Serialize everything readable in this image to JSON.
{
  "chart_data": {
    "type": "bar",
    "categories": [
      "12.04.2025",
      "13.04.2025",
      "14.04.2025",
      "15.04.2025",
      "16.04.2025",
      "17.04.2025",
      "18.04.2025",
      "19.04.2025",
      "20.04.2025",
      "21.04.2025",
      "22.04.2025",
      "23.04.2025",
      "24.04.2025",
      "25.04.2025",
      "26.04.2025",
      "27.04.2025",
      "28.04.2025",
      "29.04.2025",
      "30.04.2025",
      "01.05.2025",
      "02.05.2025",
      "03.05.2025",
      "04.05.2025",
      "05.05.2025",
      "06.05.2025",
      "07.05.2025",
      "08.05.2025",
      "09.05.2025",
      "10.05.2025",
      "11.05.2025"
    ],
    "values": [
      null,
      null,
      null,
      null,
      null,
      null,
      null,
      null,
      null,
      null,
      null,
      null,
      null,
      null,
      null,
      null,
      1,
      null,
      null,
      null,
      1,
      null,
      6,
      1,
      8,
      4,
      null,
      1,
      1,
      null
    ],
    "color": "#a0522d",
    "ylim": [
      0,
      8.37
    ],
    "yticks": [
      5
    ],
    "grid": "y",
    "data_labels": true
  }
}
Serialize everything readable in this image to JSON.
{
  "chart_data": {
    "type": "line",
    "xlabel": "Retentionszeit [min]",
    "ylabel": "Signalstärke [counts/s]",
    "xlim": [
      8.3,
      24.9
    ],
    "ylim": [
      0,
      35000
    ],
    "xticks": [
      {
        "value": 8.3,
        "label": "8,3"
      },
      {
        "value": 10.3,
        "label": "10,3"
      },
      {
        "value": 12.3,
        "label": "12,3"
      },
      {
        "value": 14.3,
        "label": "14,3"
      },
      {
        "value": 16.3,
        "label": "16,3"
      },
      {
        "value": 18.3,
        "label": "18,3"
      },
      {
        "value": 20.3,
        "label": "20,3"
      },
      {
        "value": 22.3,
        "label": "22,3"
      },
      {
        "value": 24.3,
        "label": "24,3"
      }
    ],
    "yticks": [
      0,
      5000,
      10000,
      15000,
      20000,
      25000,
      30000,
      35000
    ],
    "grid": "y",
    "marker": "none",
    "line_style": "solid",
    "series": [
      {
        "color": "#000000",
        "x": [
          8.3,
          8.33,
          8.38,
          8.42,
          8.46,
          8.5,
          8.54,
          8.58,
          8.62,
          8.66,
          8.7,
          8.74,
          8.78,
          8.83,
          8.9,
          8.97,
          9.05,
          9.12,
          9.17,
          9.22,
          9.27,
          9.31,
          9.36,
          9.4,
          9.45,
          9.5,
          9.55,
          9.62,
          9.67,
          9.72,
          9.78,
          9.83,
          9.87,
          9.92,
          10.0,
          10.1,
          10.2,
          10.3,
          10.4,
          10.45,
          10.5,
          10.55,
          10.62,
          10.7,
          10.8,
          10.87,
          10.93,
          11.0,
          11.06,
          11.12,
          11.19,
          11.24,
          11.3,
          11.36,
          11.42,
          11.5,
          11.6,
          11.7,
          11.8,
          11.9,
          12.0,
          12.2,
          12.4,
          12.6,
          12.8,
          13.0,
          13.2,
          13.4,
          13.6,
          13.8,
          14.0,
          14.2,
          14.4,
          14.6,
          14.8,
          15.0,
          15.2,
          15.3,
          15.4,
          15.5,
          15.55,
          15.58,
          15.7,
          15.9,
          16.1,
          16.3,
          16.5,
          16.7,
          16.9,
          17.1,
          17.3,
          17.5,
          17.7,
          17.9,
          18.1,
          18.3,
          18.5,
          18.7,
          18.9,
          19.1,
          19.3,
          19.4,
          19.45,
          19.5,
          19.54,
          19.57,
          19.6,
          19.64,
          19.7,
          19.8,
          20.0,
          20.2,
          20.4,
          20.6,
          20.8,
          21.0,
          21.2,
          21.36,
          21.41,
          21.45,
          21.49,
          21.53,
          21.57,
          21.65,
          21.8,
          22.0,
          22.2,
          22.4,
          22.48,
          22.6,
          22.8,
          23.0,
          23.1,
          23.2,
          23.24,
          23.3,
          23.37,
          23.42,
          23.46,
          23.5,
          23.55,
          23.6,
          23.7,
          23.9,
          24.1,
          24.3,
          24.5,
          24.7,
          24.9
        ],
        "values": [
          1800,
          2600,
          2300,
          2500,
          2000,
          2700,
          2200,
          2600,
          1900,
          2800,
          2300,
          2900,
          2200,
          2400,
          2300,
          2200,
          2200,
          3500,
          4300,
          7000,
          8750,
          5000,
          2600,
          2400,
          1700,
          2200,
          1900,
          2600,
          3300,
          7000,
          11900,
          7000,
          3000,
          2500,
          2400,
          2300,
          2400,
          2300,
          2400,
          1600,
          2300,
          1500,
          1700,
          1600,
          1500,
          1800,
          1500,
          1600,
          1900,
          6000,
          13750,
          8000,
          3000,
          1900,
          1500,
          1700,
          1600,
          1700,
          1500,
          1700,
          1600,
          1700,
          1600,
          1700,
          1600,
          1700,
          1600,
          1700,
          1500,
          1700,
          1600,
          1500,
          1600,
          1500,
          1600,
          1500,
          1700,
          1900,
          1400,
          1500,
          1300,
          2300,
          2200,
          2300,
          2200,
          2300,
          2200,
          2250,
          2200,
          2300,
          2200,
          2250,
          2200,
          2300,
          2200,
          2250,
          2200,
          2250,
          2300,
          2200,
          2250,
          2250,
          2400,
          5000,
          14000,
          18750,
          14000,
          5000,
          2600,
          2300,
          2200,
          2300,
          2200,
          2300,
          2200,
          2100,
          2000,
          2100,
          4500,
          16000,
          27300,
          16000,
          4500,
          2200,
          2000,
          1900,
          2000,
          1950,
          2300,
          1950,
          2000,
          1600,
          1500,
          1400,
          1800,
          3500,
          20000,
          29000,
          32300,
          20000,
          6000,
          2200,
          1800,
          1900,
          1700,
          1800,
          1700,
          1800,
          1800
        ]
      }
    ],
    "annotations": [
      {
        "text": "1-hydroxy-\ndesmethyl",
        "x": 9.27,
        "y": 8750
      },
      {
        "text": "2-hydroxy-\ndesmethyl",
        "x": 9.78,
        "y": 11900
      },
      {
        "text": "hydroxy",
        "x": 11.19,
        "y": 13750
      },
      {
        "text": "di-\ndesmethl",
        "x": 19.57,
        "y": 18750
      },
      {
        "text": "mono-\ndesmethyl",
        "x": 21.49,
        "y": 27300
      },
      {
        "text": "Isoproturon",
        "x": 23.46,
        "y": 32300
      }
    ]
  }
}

==

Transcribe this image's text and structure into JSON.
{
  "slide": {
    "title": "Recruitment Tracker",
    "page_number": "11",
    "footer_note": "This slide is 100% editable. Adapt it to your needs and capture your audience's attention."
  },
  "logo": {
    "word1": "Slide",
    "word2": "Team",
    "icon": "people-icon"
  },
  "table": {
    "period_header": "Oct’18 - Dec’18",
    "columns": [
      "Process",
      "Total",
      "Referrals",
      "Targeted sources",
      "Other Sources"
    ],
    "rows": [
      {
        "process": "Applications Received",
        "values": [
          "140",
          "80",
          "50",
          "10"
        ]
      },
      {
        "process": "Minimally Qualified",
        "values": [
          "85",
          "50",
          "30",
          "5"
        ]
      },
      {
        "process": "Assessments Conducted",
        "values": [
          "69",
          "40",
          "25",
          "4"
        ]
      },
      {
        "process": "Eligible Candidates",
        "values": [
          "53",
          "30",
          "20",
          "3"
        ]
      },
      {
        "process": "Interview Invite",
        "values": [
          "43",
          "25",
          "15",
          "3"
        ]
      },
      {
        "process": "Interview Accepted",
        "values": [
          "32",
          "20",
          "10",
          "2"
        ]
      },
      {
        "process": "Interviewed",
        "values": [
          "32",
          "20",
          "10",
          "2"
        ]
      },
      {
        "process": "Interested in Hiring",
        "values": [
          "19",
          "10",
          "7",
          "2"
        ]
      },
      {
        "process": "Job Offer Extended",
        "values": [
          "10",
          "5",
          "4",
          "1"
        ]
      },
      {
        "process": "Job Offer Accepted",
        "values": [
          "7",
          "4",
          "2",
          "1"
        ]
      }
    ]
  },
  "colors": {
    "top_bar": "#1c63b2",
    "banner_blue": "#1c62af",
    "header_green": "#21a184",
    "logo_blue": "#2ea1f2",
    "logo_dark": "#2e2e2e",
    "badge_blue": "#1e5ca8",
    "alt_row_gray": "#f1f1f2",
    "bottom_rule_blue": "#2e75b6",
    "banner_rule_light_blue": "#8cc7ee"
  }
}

Directive: In the material above, find each line that contains the word "text", and select it.

Right answer:
        "text": "1-hydroxy-\ndesmethyl",
        "text": "2-hydroxy-\ndesmethyl",
        "text": "hydroxy",
        "text": "di-\ndesmethl",
        "text": "mono-\ndesmethyl",
        "text": "Isoproturon",
Transcribe this image's text and structure into JSON.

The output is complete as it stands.